AIM OF THE TASK: Find the number of lines below in which the word "ยภาษ" appears, and write that number only.

DATASET ENTRIES:
— start —

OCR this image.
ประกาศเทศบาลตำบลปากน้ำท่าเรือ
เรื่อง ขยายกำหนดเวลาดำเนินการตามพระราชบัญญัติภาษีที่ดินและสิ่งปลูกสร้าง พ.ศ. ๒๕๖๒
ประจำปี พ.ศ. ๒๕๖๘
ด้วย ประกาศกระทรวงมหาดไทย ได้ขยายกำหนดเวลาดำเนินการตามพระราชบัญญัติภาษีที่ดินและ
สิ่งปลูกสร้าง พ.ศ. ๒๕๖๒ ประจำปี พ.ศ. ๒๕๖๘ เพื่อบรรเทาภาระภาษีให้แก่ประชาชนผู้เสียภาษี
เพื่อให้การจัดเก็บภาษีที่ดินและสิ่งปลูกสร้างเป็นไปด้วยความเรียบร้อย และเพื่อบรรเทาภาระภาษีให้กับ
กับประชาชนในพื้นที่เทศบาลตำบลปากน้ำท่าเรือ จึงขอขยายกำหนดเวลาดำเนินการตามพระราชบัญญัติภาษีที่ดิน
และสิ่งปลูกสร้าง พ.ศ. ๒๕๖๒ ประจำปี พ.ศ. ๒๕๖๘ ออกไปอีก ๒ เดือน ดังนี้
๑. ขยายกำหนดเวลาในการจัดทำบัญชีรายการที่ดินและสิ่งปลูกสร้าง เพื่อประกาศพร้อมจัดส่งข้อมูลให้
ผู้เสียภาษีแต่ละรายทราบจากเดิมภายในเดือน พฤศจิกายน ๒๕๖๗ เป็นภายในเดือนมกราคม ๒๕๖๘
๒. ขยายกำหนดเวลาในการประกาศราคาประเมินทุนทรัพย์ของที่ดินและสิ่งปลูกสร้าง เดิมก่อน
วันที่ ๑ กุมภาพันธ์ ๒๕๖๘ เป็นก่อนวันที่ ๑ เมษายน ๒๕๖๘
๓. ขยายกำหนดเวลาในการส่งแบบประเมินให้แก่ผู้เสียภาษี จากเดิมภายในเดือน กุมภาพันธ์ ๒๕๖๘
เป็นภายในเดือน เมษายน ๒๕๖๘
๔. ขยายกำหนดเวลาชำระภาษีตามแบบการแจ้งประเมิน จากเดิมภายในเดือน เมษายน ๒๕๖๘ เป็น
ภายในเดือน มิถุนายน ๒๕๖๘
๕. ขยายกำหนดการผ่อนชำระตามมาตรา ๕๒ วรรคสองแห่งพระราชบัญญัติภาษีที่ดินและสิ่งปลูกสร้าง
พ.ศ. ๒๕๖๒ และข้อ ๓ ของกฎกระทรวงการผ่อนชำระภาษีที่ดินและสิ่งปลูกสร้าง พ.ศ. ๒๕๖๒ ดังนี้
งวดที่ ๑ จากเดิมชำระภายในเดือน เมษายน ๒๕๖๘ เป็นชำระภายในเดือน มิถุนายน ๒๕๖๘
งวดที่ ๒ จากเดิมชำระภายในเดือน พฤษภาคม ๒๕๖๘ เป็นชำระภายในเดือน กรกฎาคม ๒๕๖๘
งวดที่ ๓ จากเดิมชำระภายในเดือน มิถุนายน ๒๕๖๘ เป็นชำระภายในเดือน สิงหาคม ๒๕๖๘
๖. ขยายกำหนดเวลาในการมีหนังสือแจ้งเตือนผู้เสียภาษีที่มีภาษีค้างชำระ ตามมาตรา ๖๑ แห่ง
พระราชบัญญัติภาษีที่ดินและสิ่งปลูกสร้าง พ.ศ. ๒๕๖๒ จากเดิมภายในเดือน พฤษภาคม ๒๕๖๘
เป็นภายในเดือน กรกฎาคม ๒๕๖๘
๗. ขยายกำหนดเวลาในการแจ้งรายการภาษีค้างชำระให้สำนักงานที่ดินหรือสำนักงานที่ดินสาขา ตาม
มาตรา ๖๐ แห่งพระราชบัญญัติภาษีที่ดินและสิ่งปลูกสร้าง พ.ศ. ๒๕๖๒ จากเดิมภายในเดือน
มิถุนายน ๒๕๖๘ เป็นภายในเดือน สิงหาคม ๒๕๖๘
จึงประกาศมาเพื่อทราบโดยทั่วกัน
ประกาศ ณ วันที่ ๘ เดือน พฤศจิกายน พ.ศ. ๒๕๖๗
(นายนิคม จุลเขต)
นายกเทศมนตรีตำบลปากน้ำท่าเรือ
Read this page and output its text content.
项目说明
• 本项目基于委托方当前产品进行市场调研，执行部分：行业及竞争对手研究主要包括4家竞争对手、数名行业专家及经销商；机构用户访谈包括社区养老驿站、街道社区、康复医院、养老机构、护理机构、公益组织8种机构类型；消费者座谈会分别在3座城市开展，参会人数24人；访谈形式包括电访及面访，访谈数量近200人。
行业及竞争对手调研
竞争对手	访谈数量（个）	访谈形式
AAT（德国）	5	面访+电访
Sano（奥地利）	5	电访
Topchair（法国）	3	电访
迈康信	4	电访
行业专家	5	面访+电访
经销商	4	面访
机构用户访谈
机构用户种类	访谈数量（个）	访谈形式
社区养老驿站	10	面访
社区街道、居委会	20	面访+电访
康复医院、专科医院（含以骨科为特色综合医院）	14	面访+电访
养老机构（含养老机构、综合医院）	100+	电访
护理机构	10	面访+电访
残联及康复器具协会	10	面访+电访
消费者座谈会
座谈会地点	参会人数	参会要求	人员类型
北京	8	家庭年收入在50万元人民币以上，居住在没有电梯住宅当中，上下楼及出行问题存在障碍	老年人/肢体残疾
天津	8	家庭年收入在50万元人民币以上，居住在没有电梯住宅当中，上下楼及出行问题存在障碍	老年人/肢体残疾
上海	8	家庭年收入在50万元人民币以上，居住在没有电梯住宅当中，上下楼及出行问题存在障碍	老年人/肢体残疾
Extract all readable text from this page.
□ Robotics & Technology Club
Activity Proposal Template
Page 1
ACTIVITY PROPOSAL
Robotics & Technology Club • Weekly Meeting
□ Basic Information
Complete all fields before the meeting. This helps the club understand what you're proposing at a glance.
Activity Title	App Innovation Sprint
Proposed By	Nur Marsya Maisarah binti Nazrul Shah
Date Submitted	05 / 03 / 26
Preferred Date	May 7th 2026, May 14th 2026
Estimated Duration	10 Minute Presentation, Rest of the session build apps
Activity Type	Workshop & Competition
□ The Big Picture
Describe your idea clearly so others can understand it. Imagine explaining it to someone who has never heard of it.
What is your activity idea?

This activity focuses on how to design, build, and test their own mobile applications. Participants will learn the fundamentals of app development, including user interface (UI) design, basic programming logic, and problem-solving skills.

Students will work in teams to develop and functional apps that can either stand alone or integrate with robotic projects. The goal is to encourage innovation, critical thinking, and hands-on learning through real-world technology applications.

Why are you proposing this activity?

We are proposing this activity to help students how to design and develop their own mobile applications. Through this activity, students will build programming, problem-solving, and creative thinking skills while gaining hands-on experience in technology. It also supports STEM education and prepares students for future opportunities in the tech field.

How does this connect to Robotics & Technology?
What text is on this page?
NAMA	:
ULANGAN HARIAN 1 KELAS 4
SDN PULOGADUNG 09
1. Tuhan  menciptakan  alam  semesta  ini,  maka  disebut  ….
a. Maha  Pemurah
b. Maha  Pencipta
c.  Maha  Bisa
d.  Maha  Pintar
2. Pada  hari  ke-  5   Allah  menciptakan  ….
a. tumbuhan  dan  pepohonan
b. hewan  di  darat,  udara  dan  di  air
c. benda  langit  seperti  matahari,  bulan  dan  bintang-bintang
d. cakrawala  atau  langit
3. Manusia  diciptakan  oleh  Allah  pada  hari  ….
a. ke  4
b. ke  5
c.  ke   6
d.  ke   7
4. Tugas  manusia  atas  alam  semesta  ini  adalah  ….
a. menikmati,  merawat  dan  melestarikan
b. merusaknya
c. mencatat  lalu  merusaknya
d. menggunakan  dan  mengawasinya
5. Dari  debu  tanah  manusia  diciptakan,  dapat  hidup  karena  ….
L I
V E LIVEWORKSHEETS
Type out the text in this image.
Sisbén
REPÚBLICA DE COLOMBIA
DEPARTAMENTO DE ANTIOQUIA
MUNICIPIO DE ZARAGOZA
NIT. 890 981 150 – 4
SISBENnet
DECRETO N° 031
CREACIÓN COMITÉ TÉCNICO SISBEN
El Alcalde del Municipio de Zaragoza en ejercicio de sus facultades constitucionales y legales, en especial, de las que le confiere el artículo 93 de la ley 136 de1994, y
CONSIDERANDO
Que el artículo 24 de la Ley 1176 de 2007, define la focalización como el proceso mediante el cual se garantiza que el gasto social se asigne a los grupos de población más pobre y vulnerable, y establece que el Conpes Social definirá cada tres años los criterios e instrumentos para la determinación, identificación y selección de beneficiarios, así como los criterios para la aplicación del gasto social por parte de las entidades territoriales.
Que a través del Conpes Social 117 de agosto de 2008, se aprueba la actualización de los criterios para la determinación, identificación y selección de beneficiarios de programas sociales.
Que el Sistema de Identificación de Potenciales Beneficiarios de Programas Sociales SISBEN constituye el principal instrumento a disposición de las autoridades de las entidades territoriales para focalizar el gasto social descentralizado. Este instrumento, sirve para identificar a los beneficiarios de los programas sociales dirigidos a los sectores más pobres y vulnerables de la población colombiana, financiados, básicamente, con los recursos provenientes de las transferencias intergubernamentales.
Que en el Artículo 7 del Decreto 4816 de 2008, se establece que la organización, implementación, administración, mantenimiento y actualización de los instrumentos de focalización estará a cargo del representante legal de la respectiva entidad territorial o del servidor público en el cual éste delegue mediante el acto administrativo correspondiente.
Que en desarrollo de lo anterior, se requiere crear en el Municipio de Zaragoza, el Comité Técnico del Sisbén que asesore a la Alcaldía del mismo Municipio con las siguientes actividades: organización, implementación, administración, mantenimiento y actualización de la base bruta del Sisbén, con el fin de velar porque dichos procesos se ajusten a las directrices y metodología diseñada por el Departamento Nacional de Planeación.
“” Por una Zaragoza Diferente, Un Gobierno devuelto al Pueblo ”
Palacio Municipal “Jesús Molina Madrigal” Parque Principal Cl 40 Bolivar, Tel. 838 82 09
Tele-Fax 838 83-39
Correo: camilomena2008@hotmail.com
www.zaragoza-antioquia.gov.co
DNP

— end —

WRITTEN RESPONSE: 4